Each record needs to be echoed exactly; can you do that?

★ ★ ★ ★

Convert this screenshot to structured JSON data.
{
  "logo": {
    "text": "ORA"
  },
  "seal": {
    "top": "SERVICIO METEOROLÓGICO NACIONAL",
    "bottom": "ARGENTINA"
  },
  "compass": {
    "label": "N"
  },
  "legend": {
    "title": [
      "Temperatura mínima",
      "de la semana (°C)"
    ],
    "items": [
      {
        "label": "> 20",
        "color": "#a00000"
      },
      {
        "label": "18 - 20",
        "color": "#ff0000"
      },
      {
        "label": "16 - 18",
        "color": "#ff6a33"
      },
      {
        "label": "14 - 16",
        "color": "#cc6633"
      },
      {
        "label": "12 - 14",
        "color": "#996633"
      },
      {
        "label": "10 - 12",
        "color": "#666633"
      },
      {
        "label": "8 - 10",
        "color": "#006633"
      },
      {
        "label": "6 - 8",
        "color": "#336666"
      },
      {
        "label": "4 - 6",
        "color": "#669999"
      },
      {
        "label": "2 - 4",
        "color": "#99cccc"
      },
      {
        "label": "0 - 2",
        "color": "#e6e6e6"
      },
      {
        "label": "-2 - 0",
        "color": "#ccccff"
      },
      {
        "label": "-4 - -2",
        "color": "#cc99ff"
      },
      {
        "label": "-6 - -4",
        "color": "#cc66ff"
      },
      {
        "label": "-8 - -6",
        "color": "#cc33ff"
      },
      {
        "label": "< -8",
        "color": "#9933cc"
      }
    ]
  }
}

★ ★ ★ ★

- **SOLVED PROBLEM**
Convert this screenshot to structured JSON data.
{
  "logo": {
    "text": "ORA"
  },
  "seal": {
    "top": "SERVICIO METEOROLÓGICO NACIONAL",
    "bottom": "ARGENTINA"
  },
  "compass": {
    "label": "N"
  },
  "legend": {
    "title": [
      "Temperatura mínima",
      "de la semana (°C)"
    ],
    "items": [
      {
        "label": "> 20",
        "color": "#a00000"
      },
      {
        "label": "18 - 20",
        "color": "#ff0000"
      },
      {
        "label": "16 - 18",
        "color": "#ff6a33"
      },
      {
        "label": "14 - 16",
        "color": "#cc6633"
      },
      {
        "label": "12 - 14",
        "color": "#996633"
      },
      {
        "label": "10 - 12",
        "color": "#666633"
      },
      {
        "label": "8 - 10",
        "color": "#006633"
      },
      {
        "label": "6 - 8",
        "color": "#336666"
      },
      {
        "label": "4 - 6",
        "color": "#669999"
      },
      {
        "label": "2 - 4",
        "color": "#99cccc"
      },
      {
        "label": "0 - 2",
        "color": "#e6e6e6"
      },
      {
        "label": "-2 - 0",
        "color": "#ccccff"
      },
      {
        "label": "-4 - -2",
        "color": "#cc99ff"
      },
      {
        "label": "-6 - -4",
        "color": "#cc66ff"
      },
      {
        "label": "-8 - -6",
        "color": "#cc33ff"
      },
      {
        "label": "< -8",
        "color": "#9933cc"
      }
    ]
  }
}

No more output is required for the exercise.